• [Problem to work on] Extract every line that includes the string "siguranță".

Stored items
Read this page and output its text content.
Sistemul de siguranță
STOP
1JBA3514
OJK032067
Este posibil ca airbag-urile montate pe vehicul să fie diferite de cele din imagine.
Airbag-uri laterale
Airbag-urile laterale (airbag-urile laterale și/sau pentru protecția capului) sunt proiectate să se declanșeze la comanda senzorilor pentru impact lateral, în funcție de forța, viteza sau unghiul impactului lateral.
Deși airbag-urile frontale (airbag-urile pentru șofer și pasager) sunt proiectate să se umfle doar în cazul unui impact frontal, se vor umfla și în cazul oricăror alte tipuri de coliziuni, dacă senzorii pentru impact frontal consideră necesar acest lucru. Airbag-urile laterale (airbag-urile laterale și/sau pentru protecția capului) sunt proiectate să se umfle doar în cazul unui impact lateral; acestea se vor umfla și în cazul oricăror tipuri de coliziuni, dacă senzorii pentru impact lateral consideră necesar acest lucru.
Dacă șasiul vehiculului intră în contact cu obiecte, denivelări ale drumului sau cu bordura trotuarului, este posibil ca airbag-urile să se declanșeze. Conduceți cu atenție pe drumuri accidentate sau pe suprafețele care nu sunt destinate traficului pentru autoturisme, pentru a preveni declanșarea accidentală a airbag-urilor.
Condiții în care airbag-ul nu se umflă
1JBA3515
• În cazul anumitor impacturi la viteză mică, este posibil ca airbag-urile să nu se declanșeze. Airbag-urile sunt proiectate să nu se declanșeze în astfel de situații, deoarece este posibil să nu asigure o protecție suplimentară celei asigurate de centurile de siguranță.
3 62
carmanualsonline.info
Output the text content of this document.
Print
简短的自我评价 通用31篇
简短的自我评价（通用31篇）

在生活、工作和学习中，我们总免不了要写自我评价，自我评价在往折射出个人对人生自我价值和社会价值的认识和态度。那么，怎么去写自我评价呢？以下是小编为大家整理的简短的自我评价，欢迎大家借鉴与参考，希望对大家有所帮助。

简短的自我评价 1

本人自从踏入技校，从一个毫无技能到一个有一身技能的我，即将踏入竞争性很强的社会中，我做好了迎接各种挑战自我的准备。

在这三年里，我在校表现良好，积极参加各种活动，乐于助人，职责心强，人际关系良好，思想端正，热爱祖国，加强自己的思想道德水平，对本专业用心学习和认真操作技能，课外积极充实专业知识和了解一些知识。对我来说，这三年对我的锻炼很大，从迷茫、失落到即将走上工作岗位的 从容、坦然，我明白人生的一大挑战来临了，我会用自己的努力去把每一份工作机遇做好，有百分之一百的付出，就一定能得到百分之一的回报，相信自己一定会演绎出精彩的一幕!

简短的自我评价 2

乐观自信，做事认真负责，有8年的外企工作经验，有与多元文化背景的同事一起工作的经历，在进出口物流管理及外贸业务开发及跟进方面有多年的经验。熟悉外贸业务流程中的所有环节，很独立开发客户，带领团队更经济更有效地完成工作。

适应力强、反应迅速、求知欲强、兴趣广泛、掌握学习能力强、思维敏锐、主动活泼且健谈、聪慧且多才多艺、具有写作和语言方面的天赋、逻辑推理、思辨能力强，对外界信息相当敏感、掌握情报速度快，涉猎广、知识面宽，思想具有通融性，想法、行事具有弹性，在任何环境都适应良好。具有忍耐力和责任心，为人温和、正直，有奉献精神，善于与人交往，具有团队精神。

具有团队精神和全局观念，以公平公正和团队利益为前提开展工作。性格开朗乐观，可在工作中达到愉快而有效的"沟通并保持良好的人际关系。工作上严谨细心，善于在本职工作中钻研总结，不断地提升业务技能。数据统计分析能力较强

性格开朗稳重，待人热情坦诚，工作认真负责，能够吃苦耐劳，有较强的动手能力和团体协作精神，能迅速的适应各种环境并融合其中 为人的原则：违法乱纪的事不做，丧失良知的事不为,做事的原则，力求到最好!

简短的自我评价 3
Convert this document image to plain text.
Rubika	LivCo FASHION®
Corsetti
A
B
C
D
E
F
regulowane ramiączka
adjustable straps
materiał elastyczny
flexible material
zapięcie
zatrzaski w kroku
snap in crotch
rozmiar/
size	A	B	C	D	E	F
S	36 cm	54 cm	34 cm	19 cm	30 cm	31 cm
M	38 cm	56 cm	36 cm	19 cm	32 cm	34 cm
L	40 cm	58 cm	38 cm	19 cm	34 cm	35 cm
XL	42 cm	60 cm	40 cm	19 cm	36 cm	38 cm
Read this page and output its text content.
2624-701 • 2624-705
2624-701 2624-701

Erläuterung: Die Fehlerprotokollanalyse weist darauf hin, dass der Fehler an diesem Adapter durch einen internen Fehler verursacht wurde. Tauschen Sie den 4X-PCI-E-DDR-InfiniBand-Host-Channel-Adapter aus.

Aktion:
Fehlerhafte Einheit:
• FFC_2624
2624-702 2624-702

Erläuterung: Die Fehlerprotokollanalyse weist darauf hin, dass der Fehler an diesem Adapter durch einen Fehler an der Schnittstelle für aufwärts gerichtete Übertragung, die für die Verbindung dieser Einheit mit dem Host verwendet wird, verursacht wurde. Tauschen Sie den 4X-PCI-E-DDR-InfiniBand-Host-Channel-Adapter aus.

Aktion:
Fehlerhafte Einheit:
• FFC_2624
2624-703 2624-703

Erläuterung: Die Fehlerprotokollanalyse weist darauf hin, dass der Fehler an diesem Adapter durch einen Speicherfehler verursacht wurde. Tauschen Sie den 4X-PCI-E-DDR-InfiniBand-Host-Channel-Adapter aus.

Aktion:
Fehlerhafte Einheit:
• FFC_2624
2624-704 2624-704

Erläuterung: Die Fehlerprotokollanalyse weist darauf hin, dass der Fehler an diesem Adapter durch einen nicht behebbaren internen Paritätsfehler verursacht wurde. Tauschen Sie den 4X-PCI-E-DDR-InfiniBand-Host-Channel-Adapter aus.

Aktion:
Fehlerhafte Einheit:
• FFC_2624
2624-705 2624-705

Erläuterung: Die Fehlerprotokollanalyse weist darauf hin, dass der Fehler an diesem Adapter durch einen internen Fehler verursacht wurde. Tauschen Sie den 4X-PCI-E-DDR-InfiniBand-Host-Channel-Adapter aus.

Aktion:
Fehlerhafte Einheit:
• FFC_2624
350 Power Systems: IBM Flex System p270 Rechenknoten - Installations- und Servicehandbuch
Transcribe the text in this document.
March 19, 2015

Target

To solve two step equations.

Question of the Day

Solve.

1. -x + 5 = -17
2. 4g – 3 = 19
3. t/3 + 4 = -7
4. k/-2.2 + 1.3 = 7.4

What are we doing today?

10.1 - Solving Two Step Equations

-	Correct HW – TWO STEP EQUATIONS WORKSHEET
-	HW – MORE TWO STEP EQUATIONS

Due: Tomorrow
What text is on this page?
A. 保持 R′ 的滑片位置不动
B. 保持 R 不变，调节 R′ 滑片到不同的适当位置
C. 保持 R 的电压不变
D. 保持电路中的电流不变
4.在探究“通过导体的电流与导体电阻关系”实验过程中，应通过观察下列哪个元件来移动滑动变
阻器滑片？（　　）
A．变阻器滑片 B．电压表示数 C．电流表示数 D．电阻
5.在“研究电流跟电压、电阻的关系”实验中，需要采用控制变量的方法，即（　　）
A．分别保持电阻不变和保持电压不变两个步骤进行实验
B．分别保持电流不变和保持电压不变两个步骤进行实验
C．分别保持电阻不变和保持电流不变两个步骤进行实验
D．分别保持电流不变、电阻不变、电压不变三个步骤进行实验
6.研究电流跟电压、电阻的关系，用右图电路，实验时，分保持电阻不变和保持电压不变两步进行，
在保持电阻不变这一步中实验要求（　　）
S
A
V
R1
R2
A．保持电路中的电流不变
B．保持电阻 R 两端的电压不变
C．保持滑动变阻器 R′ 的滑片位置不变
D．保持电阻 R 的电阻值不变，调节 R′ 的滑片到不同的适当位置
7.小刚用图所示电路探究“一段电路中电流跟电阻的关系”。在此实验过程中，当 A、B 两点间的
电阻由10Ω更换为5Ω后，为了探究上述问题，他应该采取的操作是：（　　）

• [Result]
Sistemul de siguranță
• În cazul anumitor impacturi la viteză mică, este posibil ca airbag-urile să nu se declanșeze. Airbag-urile sunt proiectate să nu se declanșeze în astfel de situații, deoarece este posibil să nu asigure o protecție suplimentară celei asigurate de centurile de siguranță.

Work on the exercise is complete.